• **WHAT THIS TASK INVOLVES**:
Identify the lines that contain the word "text" and copy each one.

• **SUPPLIED INFORMATION**:
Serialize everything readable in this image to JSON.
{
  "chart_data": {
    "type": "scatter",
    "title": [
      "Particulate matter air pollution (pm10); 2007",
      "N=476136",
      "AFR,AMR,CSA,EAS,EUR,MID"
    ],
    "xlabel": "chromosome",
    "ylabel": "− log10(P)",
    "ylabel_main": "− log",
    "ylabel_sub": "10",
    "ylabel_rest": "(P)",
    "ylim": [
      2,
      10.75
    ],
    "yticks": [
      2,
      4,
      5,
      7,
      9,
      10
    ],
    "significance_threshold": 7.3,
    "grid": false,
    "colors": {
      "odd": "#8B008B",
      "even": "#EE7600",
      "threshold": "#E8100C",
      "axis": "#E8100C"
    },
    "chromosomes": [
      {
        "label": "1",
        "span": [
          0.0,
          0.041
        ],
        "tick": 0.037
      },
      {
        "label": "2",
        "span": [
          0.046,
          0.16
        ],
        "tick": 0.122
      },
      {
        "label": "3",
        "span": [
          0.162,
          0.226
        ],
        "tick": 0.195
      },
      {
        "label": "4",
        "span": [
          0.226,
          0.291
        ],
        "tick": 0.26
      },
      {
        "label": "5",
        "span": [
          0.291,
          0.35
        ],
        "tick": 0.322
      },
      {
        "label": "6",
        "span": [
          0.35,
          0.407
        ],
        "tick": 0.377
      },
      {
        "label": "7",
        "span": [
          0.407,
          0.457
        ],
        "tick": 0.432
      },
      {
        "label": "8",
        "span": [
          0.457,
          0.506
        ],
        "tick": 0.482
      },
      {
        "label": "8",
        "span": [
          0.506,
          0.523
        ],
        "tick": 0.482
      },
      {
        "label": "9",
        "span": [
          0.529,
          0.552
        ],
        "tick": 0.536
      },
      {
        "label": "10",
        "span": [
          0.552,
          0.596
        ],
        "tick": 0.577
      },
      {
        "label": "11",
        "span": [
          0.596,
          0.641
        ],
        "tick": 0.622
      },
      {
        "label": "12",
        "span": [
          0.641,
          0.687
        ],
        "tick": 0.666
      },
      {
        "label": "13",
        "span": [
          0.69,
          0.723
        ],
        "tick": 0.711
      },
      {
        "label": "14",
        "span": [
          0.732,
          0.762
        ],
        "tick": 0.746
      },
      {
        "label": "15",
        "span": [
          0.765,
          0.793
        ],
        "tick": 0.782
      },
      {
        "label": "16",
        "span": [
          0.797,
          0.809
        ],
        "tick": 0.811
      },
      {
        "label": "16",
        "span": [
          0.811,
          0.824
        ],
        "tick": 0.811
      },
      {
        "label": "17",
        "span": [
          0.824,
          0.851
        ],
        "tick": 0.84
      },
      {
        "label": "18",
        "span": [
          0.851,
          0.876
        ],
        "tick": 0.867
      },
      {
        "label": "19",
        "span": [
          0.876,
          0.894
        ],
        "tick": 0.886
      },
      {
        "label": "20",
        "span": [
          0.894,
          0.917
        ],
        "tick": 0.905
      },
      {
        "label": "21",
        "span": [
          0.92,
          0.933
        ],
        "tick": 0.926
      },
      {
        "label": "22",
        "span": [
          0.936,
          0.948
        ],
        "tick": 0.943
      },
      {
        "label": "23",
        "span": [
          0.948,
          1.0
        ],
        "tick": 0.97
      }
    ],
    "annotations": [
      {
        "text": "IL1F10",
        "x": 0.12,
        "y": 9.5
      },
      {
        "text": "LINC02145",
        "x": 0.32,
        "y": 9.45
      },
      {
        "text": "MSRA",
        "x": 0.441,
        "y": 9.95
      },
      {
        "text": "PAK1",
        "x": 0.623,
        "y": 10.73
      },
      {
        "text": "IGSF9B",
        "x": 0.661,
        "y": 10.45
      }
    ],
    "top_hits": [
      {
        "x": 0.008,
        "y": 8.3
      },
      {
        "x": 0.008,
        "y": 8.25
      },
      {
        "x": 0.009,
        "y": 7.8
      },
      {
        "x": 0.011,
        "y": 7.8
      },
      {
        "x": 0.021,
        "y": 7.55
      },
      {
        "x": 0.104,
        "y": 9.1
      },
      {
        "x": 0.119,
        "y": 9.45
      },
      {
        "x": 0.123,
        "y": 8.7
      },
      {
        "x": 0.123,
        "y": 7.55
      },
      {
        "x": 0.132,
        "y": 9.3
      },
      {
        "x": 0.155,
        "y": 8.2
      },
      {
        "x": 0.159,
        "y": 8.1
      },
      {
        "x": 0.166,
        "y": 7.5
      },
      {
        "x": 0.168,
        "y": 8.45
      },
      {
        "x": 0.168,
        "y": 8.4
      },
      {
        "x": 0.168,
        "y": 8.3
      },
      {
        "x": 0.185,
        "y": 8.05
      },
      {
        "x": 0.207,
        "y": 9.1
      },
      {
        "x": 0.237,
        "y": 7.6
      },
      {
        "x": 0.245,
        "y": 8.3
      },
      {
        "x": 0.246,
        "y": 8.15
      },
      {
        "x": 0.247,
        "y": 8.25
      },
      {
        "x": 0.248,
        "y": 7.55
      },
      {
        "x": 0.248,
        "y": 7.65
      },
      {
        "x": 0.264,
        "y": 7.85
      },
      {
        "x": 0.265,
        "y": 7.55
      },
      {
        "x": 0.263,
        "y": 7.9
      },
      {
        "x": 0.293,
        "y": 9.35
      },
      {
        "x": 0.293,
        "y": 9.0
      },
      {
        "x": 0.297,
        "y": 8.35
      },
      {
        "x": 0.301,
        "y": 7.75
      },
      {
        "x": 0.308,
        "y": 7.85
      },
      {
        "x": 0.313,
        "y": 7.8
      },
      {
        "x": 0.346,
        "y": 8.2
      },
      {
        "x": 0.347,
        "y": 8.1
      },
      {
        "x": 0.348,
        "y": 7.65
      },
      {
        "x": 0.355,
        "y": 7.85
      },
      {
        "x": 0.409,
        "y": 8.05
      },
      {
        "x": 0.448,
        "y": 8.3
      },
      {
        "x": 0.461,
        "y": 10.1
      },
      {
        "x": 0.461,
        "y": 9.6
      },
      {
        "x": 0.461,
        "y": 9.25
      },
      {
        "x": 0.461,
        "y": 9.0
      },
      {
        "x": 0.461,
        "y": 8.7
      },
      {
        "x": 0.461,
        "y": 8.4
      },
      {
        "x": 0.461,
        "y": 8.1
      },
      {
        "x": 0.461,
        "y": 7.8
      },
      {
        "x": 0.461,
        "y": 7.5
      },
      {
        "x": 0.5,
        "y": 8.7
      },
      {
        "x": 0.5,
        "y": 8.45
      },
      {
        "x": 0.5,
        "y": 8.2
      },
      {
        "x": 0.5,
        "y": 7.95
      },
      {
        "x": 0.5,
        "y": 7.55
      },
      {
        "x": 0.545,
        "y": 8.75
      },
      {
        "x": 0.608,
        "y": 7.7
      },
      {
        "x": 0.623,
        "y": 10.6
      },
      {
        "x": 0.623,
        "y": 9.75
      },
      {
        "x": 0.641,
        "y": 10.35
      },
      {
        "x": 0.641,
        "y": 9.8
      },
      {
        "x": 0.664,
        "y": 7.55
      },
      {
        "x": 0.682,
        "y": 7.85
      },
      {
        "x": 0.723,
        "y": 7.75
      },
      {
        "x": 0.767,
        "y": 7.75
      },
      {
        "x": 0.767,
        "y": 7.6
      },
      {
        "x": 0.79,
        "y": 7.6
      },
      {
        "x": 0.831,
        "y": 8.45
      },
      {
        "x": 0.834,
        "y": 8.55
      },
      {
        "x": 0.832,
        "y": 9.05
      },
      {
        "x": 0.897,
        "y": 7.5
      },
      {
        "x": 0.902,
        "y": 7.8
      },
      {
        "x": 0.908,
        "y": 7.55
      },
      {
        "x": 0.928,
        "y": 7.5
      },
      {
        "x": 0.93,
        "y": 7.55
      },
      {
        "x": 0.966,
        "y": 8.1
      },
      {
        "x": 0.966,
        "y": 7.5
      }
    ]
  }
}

• **WRITTEN ANSWER**:
        "text": "IL1F10",
        "text": "LINC02145",
        "text": "MSRA",
        "text": "PAK1",
        "text": "IGSF9B",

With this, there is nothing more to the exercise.